In the material below, identify each line bearing the word "their". Reproduce those lines.

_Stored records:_
# # # # #
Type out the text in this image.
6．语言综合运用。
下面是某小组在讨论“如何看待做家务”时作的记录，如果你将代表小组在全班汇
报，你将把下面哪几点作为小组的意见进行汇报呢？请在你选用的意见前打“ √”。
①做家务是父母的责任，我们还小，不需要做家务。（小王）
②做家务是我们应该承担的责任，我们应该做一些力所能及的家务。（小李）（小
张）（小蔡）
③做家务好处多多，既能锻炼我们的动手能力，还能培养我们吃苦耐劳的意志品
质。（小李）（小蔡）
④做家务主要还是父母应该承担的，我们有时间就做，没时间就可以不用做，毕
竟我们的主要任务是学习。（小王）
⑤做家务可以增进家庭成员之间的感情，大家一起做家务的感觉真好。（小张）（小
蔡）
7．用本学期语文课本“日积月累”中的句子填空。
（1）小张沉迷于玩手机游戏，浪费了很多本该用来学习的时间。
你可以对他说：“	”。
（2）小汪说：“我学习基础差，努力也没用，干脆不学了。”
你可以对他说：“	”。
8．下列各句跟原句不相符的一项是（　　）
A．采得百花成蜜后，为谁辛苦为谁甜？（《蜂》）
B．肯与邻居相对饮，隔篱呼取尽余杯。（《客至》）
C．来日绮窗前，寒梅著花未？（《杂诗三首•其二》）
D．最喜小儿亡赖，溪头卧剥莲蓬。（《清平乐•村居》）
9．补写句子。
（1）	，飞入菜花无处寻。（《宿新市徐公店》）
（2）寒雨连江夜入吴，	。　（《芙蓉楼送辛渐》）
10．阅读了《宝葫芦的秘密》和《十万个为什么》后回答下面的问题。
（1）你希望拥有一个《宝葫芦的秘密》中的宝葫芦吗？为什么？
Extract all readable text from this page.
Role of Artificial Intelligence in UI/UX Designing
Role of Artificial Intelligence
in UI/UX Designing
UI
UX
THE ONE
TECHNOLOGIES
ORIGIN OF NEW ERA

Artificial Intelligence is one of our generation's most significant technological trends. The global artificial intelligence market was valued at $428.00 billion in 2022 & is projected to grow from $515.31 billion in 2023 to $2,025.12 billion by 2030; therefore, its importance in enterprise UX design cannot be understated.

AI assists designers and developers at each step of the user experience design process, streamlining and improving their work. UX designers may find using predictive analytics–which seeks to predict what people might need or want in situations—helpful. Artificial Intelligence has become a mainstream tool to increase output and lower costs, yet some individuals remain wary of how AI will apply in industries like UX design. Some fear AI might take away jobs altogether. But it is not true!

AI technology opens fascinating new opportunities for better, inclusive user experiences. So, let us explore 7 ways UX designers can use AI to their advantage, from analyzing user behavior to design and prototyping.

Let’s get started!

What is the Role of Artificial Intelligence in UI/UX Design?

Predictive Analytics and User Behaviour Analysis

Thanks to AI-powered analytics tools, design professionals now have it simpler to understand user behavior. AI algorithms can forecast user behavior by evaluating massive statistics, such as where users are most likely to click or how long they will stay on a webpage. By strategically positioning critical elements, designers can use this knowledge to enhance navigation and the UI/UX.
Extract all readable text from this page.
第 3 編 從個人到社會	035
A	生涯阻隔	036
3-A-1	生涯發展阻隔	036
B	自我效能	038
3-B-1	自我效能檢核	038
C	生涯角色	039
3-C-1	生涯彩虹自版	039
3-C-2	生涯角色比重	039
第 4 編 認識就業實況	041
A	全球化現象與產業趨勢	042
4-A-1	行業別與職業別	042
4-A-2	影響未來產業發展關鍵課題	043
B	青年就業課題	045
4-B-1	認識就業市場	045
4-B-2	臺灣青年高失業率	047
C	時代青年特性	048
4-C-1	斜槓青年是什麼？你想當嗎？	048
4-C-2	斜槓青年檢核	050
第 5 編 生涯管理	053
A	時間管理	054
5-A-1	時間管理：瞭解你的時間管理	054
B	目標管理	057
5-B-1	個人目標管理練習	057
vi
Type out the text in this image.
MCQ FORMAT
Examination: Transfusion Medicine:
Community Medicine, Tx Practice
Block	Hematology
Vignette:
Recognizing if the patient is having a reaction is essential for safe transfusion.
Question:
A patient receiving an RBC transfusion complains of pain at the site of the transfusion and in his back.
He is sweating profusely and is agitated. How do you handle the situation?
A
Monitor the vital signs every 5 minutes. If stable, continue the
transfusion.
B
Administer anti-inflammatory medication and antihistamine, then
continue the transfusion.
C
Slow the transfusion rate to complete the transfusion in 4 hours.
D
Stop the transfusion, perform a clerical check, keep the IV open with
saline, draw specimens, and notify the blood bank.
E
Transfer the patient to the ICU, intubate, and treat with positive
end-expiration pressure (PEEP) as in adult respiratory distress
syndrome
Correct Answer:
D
# # # # #
_TASK SOLUTION:_
AI assists designers and developers at each step of the user experience design process, streamlining and improving their work. UX designers may find using predictive analytics–which seeks to predict what people might need or want in situations—helpful. Artificial Intelligence has become a mainstream tool to increase output and lower costs, yet some individuals remain wary of how AI will apply in industries like UX design. Some fear AI might take away jobs altogether. But it is not true!
AI technology opens fascinating new opportunities for better, inclusive user experiences. So, let us explore 7 ways UX designers can use AI to their advantage, from analyzing user behavior to design and prototyping.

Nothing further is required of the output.